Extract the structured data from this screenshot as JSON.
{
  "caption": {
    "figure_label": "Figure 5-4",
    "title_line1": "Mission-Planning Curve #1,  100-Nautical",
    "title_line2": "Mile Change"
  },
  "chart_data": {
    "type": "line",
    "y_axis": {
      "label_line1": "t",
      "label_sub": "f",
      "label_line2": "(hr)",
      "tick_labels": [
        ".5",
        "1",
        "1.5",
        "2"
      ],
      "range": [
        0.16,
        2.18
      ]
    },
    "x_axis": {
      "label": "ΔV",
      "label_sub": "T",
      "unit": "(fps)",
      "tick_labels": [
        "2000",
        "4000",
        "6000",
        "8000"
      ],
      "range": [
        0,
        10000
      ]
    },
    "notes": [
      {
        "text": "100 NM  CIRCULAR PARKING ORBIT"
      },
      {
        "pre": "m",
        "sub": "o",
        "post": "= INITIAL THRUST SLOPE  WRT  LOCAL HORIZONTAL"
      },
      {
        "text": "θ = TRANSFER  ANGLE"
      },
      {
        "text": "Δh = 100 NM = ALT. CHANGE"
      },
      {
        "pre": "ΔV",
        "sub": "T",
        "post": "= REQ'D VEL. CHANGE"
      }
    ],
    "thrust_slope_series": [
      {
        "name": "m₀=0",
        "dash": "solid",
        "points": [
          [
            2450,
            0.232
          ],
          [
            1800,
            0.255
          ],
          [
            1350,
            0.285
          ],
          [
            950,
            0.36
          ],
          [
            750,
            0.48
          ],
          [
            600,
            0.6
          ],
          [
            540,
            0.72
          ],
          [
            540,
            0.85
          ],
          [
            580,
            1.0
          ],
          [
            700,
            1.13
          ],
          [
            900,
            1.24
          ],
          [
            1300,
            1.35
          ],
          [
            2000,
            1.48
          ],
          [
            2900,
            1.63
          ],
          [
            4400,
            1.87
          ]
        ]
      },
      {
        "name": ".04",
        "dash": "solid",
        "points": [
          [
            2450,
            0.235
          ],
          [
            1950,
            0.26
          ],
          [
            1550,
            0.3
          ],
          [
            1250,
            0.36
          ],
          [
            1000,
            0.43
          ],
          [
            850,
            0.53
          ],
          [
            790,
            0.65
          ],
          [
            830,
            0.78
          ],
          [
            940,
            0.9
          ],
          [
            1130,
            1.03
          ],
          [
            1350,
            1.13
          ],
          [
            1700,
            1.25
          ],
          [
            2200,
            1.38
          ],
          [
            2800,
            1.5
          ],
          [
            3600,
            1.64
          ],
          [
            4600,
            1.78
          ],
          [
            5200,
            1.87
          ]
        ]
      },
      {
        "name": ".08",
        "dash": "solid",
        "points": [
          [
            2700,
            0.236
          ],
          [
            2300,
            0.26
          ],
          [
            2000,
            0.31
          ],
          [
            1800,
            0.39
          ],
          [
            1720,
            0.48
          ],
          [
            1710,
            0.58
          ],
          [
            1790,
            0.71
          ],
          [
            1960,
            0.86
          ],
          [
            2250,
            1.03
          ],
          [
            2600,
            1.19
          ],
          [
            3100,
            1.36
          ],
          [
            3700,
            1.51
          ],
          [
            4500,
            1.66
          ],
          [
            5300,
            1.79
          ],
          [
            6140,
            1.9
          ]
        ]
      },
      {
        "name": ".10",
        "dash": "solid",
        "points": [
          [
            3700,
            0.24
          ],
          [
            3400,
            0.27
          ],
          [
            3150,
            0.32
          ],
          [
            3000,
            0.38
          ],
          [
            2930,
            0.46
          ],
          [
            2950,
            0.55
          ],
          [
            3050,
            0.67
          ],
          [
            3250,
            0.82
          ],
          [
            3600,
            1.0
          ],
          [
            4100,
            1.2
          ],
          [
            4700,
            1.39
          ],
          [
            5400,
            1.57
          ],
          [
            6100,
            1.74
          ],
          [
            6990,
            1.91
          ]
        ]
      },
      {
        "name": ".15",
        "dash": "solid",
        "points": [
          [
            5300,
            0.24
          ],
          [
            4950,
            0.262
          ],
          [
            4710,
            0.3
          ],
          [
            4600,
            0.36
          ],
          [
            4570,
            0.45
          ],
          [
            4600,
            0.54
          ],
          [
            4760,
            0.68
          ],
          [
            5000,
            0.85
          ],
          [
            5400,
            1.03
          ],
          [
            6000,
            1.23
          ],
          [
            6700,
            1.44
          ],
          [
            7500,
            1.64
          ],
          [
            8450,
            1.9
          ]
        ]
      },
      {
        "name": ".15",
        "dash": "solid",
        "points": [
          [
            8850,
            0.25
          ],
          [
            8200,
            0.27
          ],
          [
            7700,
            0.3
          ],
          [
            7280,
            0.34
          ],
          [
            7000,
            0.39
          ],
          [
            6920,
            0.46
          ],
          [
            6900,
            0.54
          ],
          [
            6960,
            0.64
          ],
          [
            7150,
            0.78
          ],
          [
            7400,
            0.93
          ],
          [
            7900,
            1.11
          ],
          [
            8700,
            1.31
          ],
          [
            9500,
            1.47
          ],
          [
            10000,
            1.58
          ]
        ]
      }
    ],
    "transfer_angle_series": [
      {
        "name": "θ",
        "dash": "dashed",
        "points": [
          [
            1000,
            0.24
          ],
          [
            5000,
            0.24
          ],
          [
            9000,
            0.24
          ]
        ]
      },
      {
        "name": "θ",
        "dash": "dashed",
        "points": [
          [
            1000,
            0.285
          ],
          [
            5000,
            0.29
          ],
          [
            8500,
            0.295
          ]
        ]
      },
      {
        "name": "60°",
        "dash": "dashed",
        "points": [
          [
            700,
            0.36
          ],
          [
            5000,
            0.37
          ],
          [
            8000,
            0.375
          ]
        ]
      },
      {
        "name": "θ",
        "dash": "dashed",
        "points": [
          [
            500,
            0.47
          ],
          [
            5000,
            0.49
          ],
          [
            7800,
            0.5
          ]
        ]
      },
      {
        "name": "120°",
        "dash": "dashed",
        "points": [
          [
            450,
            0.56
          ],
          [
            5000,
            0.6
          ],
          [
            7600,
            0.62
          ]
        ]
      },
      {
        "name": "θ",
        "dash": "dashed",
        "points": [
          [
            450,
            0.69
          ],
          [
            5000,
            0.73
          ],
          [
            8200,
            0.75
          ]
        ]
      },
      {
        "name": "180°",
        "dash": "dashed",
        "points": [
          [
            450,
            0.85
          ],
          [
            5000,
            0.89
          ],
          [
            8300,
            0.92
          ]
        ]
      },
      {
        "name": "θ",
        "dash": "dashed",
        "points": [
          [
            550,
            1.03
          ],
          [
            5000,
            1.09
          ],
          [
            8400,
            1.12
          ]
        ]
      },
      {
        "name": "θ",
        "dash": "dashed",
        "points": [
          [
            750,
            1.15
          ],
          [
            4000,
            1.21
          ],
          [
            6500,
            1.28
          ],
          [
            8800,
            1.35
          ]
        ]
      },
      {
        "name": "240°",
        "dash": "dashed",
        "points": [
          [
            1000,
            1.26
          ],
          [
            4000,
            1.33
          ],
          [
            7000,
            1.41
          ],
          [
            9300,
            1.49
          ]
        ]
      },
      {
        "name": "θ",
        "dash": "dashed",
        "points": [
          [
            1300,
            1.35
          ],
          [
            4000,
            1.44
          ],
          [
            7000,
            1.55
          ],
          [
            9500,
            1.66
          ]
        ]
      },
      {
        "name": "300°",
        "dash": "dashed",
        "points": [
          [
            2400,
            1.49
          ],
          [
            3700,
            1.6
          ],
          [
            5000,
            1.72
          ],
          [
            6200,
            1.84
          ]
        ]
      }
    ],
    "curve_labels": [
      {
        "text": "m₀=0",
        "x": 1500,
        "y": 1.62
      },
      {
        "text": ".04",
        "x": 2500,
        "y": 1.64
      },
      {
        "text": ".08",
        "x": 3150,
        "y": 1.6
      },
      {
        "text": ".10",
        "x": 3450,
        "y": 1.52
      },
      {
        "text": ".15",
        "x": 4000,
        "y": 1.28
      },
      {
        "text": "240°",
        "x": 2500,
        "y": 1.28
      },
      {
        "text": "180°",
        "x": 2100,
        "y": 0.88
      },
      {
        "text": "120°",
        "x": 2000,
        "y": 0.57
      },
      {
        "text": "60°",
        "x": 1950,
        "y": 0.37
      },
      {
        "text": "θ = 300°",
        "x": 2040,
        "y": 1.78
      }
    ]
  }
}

* Aim: Every line of the listing that holds "post" should be found and copied.

* Solution to the problem:
        "post": "= INITIAL THRUST SLOPE  WRT  LOCAL HORIZONTAL"
        "post": "= REQ'D VEL. CHANGE"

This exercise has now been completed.